# WHAT YOU NEED TO DO:
Each entry has to be copied exactly, with nothing missed.

━━━ DATA ROWS ━━━

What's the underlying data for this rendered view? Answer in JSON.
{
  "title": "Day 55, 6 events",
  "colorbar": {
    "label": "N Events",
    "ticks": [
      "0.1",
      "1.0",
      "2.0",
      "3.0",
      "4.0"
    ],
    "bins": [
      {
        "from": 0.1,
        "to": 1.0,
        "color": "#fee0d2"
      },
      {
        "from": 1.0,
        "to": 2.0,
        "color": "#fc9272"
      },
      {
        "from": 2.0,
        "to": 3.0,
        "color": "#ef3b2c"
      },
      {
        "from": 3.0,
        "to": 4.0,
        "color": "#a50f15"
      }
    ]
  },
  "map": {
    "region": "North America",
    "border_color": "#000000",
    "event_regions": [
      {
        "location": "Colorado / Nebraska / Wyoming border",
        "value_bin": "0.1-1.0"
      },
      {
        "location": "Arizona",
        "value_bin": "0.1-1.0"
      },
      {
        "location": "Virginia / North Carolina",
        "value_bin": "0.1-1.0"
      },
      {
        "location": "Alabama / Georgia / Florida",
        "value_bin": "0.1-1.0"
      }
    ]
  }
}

━━━

# ANSWER TO THIS TASK:
What's the underlying data for this rendered view? Answer in JSON.
{
  "title": "Day 55, 6 events",
  "colorbar": {
    "label": "N Events",
    "ticks": [
      "0.1",
      "1.0",
      "2.0",
      "3.0",
      "4.0"
    ],
    "bins": [
      {
        "from": 0.1,
        "to": 1.0,
        "color": "#fee0d2"
      },
      {
        "from": 1.0,
        "to": 2.0,
        "color": "#fc9272"
      },
      {
        "from": 2.0,
        "to": 3.0,
        "color": "#ef3b2c"
      },
      {
        "from": 3.0,
        "to": 4.0,
        "color": "#a50f15"
      }
    ]
  },
  "map": {
    "region": "North America",
    "border_color": "#000000",
    "event_regions": [
      {
        "location": "Colorado / Nebraska / Wyoming border",
        "value_bin": "0.1-1.0"
      },
      {
        "location": "Arizona",
        "value_bin": "0.1-1.0"
      },
      {
        "location": "Virginia / North Carolina",
        "value_bin": "0.1-1.0"
      },
      {
        "location": "Alabama / Georgia / Florida",
        "value_bin": "0.1-1.0"
      }
    ]
  }
}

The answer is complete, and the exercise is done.